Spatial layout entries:
◆ ◆ ◆ ◆
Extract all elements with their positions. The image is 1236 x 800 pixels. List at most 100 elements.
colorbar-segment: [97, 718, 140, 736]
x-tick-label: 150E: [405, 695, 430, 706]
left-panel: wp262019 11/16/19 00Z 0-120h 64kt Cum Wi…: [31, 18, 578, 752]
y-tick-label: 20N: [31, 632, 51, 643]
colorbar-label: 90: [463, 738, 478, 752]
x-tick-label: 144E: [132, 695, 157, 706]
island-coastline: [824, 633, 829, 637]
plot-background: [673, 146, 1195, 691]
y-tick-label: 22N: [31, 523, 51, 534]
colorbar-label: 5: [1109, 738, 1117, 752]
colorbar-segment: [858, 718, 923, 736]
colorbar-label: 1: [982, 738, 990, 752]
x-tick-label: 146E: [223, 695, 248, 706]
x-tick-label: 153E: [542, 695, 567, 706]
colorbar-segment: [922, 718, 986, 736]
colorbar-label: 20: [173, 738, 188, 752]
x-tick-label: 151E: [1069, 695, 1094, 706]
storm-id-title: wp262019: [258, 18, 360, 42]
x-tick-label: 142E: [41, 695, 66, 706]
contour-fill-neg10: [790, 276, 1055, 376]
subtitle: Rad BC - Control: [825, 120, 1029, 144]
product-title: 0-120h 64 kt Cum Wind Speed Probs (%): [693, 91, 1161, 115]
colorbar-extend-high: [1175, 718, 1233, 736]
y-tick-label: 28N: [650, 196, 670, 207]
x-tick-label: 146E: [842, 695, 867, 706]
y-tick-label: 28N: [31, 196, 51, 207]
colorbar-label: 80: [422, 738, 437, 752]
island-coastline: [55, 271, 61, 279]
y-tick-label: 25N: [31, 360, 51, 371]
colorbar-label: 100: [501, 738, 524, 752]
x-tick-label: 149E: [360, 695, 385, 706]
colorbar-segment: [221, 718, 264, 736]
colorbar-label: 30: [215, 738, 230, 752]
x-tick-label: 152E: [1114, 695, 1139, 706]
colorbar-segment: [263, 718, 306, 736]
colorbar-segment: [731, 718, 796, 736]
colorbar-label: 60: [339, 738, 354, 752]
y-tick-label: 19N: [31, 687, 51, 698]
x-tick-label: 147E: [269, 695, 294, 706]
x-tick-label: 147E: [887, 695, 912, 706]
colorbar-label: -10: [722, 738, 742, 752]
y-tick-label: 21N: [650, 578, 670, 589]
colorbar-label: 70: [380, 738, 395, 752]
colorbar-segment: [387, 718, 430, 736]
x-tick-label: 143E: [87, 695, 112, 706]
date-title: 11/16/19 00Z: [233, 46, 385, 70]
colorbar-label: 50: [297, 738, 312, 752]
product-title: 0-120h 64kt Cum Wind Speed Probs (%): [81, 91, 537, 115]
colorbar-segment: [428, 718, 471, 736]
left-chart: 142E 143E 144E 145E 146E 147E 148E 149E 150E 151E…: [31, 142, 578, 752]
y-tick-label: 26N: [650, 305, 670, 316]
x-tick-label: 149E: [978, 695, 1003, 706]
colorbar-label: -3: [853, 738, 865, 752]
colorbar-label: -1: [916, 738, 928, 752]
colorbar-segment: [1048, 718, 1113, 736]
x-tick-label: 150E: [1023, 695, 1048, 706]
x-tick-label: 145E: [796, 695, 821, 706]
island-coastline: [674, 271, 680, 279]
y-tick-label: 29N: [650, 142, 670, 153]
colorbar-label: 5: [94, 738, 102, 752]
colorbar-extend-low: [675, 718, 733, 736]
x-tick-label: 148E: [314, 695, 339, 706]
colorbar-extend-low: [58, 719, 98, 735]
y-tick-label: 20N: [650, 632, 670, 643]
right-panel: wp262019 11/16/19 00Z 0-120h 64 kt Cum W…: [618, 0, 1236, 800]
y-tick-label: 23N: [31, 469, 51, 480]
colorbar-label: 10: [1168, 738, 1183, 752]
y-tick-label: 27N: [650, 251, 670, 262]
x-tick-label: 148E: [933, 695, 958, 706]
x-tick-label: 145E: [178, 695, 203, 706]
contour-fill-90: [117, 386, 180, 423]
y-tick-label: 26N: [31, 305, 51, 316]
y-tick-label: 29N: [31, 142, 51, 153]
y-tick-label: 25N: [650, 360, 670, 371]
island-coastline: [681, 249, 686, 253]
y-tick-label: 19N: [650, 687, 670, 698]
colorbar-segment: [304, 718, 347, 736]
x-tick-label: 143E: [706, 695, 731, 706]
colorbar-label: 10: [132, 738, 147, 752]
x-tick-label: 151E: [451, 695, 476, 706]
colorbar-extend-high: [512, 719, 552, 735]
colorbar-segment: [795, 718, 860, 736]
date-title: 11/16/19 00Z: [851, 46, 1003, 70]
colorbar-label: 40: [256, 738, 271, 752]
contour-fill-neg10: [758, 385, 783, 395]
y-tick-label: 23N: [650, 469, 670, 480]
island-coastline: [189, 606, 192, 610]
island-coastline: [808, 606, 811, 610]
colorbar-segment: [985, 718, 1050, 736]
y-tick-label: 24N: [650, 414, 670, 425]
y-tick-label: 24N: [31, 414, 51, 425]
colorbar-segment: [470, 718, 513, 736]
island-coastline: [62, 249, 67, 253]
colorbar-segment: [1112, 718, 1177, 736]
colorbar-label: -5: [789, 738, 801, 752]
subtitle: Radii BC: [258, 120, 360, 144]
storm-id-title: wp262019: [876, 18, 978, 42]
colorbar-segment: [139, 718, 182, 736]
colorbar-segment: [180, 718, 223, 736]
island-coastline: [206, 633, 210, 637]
◆ ◆ ◆ ◆
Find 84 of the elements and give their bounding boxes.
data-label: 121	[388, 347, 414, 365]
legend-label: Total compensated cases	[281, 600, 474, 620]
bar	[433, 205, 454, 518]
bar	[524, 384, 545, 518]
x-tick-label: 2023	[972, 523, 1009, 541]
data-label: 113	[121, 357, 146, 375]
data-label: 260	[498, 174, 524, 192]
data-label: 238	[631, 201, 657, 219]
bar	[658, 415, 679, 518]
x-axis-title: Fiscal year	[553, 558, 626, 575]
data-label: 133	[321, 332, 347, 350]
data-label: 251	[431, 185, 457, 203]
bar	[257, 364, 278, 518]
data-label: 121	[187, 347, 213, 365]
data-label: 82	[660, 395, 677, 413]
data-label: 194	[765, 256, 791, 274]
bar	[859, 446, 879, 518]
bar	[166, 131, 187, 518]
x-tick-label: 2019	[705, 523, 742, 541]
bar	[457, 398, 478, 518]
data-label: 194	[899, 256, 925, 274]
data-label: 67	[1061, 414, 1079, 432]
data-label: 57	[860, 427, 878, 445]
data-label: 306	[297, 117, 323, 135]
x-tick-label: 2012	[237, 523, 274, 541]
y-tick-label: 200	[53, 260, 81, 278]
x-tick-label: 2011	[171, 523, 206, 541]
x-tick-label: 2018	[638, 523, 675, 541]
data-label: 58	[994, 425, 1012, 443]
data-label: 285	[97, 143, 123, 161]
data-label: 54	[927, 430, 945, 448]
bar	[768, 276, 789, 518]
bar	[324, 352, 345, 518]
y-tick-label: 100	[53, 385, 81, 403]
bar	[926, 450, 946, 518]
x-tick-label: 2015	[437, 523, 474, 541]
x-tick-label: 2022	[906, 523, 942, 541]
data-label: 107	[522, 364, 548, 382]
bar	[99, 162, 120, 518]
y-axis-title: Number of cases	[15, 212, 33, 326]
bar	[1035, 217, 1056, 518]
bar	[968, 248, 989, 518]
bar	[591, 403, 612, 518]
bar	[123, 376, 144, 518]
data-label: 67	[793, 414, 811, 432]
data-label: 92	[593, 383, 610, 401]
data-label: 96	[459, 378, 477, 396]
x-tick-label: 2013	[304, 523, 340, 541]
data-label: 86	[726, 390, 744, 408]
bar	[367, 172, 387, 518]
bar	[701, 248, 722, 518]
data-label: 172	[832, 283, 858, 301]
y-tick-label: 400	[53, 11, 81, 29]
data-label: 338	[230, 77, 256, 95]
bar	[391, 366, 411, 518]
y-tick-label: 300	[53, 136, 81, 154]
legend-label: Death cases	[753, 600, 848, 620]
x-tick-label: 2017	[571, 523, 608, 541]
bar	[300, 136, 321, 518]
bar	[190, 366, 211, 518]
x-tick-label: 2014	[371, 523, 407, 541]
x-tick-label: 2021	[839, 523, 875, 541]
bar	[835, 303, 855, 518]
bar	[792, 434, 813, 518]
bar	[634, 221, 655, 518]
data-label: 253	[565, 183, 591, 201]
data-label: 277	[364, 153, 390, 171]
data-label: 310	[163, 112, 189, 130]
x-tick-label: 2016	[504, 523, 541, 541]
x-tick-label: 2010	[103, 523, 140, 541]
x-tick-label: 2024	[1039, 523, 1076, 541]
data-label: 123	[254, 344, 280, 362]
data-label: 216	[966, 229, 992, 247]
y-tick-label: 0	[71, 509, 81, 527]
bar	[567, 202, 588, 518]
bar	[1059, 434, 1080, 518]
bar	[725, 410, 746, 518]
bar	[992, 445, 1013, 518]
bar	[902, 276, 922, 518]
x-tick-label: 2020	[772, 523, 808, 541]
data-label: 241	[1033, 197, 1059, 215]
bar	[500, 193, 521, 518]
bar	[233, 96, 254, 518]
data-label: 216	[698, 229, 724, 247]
◆ ◆ ◆ ◆
What you will do: Copy the lines from the one containing "Extract all elements" through the one containing "x-tick-label: 144E: [132, 695, 157, 706]", swapping "colorbar-segment" for "colorbar-block" and keeping everything else as it is.

Output for this exercise:
Extract all elements with their positions. The image is 1236 x 800 pixels. List at most 100 elements.
colorbar-block: [97, 718, 140, 736]
x-tick-label: 150E: [405, 695, 430, 706]
left-panel: wp262019 11/16/19 00Z 0-120h 64kt Cum Wi…: [31, 18, 578, 752]
y-tick-label: 20N: [31, 632, 51, 643]
colorbar-label: 90: [463, 738, 478, 752]
x-tick-label: 144E: [132, 695, 157, 706]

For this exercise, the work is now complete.